#### Records supplied ####
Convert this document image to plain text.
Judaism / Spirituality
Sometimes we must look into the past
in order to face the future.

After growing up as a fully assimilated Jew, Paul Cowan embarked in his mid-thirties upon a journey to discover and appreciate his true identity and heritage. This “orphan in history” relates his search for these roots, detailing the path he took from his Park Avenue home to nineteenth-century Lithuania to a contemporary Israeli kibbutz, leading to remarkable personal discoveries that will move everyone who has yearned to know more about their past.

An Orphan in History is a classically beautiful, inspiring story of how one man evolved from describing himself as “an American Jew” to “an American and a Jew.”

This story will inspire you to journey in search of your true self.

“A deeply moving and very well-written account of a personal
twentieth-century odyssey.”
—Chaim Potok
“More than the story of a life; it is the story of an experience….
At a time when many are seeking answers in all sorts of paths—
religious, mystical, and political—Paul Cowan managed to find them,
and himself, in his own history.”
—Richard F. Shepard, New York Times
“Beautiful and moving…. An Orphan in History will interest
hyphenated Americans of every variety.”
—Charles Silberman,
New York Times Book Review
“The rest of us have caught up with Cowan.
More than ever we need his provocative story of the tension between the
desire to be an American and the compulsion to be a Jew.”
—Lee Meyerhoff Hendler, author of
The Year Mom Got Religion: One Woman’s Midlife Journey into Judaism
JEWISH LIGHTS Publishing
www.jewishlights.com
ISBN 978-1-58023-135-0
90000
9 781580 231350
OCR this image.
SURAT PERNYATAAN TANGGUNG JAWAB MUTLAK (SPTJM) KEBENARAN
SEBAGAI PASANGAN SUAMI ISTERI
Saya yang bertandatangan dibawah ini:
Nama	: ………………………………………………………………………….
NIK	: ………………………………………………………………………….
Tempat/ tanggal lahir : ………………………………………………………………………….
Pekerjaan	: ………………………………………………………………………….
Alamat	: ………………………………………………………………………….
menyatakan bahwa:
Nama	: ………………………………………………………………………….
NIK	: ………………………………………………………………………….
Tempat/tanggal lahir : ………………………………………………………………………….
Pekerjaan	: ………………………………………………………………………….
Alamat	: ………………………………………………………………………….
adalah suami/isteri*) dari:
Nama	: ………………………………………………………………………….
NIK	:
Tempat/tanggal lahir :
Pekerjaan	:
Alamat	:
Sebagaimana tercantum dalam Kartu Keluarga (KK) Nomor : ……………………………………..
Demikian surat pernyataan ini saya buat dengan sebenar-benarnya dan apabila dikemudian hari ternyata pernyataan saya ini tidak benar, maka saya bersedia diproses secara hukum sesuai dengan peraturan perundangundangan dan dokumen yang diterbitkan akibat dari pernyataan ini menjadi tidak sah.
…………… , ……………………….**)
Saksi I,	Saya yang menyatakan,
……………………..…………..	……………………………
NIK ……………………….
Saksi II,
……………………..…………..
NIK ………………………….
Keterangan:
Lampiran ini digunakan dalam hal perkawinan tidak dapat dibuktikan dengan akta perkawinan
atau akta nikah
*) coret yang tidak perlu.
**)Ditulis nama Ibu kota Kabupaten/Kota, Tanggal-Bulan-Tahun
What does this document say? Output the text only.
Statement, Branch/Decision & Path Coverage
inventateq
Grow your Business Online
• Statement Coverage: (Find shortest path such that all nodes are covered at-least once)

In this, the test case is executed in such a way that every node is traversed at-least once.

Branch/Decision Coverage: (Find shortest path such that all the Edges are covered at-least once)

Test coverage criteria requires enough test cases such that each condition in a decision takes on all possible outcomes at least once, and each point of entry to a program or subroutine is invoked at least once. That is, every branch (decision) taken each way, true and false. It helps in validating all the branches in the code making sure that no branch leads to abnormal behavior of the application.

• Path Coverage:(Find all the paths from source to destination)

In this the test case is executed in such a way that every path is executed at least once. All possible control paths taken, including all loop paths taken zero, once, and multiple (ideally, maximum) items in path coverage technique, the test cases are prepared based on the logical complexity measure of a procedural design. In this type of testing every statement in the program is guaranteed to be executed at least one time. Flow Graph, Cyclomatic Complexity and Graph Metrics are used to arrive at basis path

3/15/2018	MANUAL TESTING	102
####
● Written instruction: Output the records verbatim, from the first line to the last.

● Solution for this exercise:
Convert this document image to plain text.
Judaism / Spirituality
Sometimes we must look into the past
in order to face the future.

After growing up as a fully assimilated Jew, Paul Cowan embarked in his mid-thirties upon a journey to discover and appreciate his true identity and heritage. This “orphan in history” relates his search for these roots, detailing the path he took from his Park Avenue home to nineteenth-century Lithuania to a contemporary Israeli kibbutz, leading to remarkable personal discoveries that will move everyone who has yearned to know more about their past.

An Orphan in History is a classically beautiful, inspiring story of how one man evolved from describing himself as “an American Jew” to “an American and a Jew.”

This story will inspire you to journey in search of your true self.

“A deeply moving and very well-written account of a personal
twentieth-century odyssey.”
—Chaim Potok
“More than the story of a life; it is the story of an experience….
At a time when many are seeking answers in all sorts of paths—
religious, mystical, and political—Paul Cowan managed to find them,
and himself, in his own history.”
—Richard F. Shepard, New York Times
“Beautiful and moving…. An Orphan in History will interest
hyphenated Americans of every variety.”
—Charles Silberman,
New York Times Book Review
“The rest of us have caught up with Cowan.
More than ever we need his provocative story of the tension between the
desire to be an American and the compulsion to be a Jew.”
—Lee Meyerhoff Hendler, author of
The Year Mom Got Religion: One Woman’s Midlife Journey into Judaism
JEWISH LIGHTS Publishing
www.jewishlights.com
ISBN 978-1-58023-135-0
90000
9 781580 231350
OCR this image.
SURAT PERNYATAAN TANGGUNG JAWAB MUTLAK (SPTJM) KEBENARAN
SEBAGAI PASANGAN SUAMI ISTERI
Saya yang bertandatangan dibawah ini:
Nama	: ………………………………………………………………………….
NIK	: ………………………………………………………………………….
Tempat/ tanggal lahir : ………………………………………………………………………….
Pekerjaan	: ………………………………………………………………………….
Alamat	: ………………………………………………………………………….
menyatakan bahwa:
Nama	: ………………………………………………………………………….
NIK	: ………………………………………………………………………….
Tempat/tanggal lahir : ………………………………………………………………………….
Pekerjaan	: ………………………………………………………………………….
Alamat	: ………………………………………………………………………….
adalah suami/isteri*) dari:
Nama	: ………………………………………………………………………….
NIK	:
Tempat/tanggal lahir :
Pekerjaan	:
Alamat	:
Sebagaimana tercantum dalam Kartu Keluarga (KK) Nomor : ……………………………………..
Demikian surat pernyataan ini saya buat dengan sebenar-benarnya dan apabila dikemudian hari ternyata pernyataan saya ini tidak benar, maka saya bersedia diproses secara hukum sesuai dengan peraturan perundangundangan dan dokumen yang diterbitkan akibat dari pernyataan ini menjadi tidak sah.
…………… , ……………………….**)
Saksi I,	Saya yang menyatakan,
……………………..…………..	……………………………
NIK ……………………….
Saksi II,
……………………..…………..
NIK ………………………….
Keterangan:
Lampiran ini digunakan dalam hal perkawinan tidak dapat dibuktikan dengan akta perkawinan
atau akta nikah
*) coret yang tidak perlu.
**)Ditulis nama Ibu kota Kabupaten/Kota, Tanggal-Bulan-Tahun
What does this document say? Output the text only.
Statement, Branch/Decision & Path Coverage
inventateq
Grow your Business Online
• Statement Coverage: (Find shortest path such that all nodes are covered at-least once)

In this, the test case is executed in such a way that every node is traversed at-least once.

Branch/Decision Coverage: (Find shortest path such that all the Edges are covered at-least once)

Test coverage criteria requires enough test cases such that each condition in a decision takes on all possible outcomes at least once, and each point of entry to a program or subroutine is invoked at least once. That is, every branch (decision) taken each way, true and false. It helps in validating all the branches in the code making sure that no branch leads to abnormal behavior of the application.

• Path Coverage:(Find all the paths from source to destination)

In this the test case is executed in such a way that every path is executed at least once. All possible control paths taken, including all loop paths taken zero, once, and multiple (ideally, maximum) items in path coverage technique, the test cases are prepared based on the logical complexity measure of a procedural design. In this type of testing every statement in the program is guaranteed to be executed at least one time. Flow Graph, Cyclomatic Complexity and Graph Metrics are used to arrive at basis path

3/15/2018	MANUAL TESTING	102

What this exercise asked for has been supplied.